Problem —
From the entries below, copy every line where the string "this" appears.
━━ The records ━━
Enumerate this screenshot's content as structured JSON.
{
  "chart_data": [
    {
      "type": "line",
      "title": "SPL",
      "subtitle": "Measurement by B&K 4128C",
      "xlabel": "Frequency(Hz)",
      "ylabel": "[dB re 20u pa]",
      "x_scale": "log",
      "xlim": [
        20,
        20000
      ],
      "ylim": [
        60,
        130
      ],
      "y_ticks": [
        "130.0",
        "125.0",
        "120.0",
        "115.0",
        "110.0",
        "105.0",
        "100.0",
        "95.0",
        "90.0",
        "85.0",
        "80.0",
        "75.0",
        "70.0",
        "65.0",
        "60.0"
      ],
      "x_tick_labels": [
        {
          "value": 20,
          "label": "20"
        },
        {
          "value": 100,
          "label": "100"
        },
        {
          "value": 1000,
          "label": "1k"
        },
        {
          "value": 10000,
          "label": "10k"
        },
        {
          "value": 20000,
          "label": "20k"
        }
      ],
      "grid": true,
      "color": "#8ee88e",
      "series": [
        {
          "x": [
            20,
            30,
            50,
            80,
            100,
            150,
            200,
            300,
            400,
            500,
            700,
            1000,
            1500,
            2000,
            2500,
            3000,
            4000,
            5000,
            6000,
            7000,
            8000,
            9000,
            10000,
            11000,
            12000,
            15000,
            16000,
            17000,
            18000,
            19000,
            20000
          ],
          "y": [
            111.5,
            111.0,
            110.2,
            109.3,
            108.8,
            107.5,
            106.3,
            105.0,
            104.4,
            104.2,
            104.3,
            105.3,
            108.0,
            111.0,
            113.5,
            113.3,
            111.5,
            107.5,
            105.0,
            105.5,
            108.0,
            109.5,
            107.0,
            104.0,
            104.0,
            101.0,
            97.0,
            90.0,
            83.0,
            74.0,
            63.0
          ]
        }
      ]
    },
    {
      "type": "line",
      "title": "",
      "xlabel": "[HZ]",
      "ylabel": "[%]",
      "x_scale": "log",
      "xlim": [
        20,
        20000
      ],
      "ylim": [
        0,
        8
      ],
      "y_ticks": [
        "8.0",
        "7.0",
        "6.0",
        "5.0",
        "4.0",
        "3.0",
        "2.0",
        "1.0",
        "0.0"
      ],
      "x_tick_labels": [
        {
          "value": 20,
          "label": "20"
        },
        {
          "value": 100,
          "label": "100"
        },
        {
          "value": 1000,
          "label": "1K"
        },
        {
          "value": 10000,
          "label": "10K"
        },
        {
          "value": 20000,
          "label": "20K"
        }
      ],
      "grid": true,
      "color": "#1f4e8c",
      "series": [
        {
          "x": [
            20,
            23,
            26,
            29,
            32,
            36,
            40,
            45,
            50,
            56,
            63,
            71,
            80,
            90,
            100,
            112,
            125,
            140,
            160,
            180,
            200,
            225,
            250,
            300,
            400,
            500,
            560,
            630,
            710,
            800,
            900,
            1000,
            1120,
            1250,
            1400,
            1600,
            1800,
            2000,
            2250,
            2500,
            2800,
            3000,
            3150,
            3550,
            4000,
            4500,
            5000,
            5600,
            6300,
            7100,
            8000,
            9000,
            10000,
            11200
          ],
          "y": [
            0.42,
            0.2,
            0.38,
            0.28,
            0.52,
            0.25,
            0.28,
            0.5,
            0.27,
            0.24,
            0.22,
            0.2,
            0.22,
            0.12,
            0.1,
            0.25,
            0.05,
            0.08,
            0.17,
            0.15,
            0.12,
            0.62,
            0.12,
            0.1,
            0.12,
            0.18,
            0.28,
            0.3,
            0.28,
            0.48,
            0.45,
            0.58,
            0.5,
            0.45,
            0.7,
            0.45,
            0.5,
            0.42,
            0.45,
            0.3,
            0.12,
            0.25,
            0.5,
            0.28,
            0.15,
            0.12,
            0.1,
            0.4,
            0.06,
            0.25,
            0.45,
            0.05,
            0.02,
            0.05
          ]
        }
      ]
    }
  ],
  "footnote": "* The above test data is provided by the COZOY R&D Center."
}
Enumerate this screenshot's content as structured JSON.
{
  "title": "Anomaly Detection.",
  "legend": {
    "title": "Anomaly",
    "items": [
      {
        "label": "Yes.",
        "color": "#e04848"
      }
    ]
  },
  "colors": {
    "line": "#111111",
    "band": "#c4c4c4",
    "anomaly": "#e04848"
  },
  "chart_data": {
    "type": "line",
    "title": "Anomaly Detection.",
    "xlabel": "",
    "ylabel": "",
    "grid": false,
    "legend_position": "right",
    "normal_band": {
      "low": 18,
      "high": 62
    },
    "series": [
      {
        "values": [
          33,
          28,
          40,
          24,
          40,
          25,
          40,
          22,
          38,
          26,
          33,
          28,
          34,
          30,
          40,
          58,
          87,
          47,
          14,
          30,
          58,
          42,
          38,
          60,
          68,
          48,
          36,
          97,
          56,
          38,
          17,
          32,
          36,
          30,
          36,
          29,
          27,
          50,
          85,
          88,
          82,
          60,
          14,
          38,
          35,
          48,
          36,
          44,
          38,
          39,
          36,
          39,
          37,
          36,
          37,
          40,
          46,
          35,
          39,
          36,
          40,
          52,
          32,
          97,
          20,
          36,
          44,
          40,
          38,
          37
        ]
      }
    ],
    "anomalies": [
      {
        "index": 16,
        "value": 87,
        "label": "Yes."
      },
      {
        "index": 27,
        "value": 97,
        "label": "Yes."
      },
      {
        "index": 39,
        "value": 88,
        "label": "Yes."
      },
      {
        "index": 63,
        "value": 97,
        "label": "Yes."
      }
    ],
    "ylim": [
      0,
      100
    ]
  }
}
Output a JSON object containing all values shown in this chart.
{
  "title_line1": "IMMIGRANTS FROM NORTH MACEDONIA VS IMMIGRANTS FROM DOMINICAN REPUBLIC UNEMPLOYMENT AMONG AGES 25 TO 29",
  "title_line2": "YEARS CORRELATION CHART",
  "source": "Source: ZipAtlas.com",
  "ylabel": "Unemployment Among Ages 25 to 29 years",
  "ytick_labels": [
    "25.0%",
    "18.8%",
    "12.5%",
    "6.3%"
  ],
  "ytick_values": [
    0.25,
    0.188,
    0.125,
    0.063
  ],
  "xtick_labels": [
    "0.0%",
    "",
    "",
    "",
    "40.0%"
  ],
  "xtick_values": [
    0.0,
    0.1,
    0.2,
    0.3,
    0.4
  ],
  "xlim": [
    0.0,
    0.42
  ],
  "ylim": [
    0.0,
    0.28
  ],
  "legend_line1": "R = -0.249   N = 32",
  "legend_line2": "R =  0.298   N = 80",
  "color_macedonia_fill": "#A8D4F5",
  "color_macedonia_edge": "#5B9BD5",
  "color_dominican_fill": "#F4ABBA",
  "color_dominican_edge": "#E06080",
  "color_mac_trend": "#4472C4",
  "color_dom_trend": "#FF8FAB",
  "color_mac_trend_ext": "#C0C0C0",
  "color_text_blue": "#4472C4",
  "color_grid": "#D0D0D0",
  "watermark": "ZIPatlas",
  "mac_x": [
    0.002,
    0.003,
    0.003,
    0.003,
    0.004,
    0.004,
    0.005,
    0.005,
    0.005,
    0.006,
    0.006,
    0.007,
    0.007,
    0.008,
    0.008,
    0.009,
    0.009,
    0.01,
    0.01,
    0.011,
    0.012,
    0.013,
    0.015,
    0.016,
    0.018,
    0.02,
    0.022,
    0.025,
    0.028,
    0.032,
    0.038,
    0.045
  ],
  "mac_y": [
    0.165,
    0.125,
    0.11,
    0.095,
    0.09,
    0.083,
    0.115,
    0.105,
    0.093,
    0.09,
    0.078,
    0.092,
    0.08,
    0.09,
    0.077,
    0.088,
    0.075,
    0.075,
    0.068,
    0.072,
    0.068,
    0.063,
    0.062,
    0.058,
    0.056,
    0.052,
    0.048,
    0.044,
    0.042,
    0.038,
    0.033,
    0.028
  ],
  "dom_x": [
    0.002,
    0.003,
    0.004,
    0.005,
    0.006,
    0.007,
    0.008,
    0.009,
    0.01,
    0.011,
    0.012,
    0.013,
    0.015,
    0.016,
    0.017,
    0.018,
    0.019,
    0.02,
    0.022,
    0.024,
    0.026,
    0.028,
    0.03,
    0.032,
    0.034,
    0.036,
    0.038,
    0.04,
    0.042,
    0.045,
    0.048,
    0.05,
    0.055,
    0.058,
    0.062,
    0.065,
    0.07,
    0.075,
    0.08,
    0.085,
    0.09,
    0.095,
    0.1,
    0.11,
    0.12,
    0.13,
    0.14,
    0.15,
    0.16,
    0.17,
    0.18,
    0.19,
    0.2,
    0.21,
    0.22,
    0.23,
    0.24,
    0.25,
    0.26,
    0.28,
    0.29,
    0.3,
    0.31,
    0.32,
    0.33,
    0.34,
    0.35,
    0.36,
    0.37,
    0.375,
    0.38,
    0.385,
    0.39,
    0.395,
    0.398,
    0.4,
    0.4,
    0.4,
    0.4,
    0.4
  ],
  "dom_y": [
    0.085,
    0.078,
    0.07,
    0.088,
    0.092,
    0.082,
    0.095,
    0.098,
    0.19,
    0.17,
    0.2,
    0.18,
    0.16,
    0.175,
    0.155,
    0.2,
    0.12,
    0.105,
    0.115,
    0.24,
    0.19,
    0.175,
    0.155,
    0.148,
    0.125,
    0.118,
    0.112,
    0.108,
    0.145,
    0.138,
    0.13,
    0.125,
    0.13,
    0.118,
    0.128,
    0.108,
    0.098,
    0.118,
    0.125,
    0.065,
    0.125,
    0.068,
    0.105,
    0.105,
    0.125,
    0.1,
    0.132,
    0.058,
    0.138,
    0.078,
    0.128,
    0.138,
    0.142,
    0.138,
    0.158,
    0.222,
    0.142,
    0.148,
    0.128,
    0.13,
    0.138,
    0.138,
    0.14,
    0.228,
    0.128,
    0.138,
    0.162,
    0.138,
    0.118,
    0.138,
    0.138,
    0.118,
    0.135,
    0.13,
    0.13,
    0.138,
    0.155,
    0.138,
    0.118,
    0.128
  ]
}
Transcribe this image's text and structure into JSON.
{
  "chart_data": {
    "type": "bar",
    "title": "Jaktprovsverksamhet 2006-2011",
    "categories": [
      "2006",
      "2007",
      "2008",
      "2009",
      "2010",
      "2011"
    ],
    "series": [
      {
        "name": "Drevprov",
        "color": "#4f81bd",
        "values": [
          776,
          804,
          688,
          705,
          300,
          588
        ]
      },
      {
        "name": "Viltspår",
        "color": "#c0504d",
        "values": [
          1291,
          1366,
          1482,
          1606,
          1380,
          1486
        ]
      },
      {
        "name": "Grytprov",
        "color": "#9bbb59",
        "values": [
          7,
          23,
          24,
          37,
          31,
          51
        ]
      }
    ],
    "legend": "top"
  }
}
━━━
Complete output —
Enumerate this screenshot's content as structured JSON.
Enumerate this screenshot's content as structured JSON.
Output a JSON object containing all values shown in this chart.
Transcribe this image's text and structure into JSON.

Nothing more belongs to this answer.